◆ Records for processing
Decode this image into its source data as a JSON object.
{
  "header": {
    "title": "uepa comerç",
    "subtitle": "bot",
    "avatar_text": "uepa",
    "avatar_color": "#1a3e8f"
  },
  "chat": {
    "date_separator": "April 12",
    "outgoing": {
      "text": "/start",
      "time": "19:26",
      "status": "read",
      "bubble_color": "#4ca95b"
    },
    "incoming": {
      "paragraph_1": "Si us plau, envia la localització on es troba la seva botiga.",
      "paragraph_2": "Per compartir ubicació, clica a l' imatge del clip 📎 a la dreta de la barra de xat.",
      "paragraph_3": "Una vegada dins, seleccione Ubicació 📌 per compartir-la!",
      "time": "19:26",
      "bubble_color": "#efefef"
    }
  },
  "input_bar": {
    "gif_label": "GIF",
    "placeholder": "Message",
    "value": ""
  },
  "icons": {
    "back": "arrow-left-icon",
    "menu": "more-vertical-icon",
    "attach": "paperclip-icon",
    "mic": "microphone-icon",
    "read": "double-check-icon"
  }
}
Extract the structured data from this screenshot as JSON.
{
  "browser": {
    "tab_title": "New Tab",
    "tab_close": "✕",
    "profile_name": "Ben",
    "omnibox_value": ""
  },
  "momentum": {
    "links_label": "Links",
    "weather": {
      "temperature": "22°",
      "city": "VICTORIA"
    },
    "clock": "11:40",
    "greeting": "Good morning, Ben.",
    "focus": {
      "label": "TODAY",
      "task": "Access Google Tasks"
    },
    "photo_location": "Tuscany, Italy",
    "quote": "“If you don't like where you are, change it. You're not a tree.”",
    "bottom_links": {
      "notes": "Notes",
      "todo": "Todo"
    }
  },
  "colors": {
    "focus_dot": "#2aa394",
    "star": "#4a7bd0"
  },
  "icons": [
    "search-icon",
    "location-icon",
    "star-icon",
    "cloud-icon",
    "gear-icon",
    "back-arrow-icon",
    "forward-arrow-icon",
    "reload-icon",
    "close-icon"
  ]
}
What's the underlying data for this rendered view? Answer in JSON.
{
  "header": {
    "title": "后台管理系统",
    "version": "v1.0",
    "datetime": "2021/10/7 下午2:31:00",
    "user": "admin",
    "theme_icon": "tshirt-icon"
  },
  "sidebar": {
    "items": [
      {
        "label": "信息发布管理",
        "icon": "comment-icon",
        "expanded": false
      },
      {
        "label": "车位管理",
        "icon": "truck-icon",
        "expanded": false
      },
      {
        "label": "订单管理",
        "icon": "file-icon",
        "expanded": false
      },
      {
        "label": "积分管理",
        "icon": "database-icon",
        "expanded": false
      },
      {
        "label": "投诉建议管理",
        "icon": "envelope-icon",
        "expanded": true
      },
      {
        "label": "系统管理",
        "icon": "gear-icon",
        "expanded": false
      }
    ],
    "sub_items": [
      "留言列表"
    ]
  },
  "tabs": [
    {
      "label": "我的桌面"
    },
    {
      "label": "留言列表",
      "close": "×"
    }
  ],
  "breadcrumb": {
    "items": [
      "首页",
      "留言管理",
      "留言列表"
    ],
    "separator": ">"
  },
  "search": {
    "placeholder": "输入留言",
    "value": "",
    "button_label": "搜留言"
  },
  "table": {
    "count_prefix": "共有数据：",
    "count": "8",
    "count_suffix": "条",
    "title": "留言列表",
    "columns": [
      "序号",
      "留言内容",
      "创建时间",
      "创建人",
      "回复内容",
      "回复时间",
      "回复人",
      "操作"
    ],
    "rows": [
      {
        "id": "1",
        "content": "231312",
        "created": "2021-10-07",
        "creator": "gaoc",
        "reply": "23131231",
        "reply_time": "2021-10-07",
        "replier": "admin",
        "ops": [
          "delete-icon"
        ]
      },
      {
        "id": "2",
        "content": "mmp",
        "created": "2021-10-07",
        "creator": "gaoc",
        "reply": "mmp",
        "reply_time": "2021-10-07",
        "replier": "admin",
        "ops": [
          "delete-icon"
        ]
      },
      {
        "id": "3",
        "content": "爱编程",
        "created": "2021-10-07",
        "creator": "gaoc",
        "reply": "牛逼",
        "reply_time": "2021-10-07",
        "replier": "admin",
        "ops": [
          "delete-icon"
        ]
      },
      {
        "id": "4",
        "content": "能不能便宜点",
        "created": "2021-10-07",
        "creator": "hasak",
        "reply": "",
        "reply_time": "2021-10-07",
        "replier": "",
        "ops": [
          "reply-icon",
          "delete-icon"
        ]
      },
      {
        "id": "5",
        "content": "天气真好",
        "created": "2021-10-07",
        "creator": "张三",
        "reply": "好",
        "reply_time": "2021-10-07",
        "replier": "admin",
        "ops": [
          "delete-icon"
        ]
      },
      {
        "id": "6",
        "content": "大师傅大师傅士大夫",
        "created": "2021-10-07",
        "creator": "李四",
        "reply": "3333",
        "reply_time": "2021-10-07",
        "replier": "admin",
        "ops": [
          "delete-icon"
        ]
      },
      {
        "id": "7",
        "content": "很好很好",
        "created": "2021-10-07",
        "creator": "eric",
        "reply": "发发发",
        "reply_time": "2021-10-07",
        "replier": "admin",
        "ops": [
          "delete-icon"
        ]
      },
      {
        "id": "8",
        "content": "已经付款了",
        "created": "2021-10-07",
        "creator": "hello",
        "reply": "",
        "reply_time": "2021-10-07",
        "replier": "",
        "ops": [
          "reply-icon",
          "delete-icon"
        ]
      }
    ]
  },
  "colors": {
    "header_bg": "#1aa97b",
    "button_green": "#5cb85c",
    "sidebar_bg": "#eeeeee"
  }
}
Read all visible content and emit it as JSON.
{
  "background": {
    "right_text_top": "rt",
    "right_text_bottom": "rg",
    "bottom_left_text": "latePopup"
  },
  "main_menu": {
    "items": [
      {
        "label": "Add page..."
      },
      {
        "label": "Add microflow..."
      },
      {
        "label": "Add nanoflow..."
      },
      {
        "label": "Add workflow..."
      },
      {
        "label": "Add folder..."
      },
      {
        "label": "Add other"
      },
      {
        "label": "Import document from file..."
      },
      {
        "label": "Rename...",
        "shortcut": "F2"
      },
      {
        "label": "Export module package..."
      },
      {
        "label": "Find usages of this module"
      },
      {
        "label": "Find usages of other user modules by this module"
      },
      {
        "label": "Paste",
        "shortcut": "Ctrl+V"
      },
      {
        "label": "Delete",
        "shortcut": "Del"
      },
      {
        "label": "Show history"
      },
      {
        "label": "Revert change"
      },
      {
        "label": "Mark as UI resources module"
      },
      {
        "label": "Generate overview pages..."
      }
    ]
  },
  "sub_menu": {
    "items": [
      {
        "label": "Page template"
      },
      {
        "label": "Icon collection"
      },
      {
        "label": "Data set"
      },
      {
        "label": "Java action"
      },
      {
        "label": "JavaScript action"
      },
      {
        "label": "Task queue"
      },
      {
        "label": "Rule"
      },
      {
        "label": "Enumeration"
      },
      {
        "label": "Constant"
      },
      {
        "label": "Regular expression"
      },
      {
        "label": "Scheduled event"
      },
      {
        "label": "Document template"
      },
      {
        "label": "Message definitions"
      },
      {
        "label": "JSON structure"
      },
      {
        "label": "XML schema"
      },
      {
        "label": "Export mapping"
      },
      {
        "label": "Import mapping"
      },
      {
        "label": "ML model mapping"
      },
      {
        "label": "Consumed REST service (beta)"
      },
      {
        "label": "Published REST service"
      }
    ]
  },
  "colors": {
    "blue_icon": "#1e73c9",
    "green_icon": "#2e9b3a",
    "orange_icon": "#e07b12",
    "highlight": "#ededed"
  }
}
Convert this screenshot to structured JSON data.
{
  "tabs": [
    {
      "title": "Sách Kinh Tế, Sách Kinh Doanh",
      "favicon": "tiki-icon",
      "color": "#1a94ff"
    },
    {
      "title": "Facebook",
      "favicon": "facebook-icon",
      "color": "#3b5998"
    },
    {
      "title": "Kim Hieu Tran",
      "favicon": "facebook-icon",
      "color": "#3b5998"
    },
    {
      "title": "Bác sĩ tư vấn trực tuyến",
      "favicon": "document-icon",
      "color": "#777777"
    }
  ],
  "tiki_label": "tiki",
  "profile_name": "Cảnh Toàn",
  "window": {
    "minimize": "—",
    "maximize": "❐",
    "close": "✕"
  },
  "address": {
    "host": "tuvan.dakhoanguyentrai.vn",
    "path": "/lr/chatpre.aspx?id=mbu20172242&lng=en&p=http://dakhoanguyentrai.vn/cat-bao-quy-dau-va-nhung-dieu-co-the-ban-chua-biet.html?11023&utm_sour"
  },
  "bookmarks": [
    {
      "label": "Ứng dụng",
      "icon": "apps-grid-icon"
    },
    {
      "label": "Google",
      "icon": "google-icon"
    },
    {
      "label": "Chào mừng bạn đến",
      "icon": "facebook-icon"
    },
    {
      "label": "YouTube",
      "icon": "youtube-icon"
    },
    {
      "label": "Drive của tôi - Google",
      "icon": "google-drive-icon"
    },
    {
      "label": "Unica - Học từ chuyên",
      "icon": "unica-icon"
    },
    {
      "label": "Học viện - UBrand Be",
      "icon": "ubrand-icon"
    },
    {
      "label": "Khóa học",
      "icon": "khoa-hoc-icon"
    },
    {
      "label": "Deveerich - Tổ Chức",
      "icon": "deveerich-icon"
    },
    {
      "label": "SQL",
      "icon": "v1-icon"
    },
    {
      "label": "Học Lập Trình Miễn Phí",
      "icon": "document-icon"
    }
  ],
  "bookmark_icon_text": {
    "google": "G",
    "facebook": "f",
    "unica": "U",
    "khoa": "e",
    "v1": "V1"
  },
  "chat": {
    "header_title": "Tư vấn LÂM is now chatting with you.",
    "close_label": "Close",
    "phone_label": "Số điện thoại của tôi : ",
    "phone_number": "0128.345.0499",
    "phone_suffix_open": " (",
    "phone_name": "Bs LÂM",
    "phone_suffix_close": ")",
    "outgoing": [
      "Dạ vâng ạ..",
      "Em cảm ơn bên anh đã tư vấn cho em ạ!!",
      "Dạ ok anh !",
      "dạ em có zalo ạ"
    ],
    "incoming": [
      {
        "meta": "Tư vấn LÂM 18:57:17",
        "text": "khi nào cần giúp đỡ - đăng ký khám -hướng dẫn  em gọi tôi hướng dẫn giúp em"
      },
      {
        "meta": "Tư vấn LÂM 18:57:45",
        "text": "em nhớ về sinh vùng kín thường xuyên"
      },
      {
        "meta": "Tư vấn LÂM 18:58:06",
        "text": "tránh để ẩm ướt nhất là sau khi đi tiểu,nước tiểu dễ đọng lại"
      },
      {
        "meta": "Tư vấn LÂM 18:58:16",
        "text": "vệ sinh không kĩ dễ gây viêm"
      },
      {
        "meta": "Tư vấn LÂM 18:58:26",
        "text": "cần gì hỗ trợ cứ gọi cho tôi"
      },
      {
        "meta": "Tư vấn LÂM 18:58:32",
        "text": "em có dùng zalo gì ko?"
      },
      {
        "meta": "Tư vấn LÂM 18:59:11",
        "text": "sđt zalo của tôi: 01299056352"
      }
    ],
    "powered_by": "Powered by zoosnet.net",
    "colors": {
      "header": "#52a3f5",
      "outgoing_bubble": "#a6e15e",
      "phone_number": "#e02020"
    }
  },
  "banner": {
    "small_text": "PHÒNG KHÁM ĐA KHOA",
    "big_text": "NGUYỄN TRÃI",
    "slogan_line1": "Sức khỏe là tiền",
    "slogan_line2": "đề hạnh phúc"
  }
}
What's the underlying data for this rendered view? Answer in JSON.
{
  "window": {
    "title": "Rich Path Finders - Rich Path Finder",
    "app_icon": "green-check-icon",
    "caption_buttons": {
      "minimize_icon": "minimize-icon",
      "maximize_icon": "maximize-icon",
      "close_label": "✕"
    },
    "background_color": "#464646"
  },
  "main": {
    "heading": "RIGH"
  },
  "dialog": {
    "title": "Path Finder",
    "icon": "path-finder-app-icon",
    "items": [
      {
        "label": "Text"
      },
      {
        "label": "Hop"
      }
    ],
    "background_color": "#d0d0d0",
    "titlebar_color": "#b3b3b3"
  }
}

◆ What needs to be done
From the listing above, copy every line that includes the word "meta".

◆ Task solution
        "meta": "Tư vấn LÂM 18:57:17",
        "meta": "Tư vấn LÂM 18:57:45",
        "meta": "Tư vấn LÂM 18:58:06",
        "meta": "Tư vấn LÂM 18:58:16",
        "meta": "Tư vấn LÂM 18:58:26",
        "meta": "Tư vấn LÂM 18:58:32",
        "meta": "Tư vấn LÂM 18:59:11",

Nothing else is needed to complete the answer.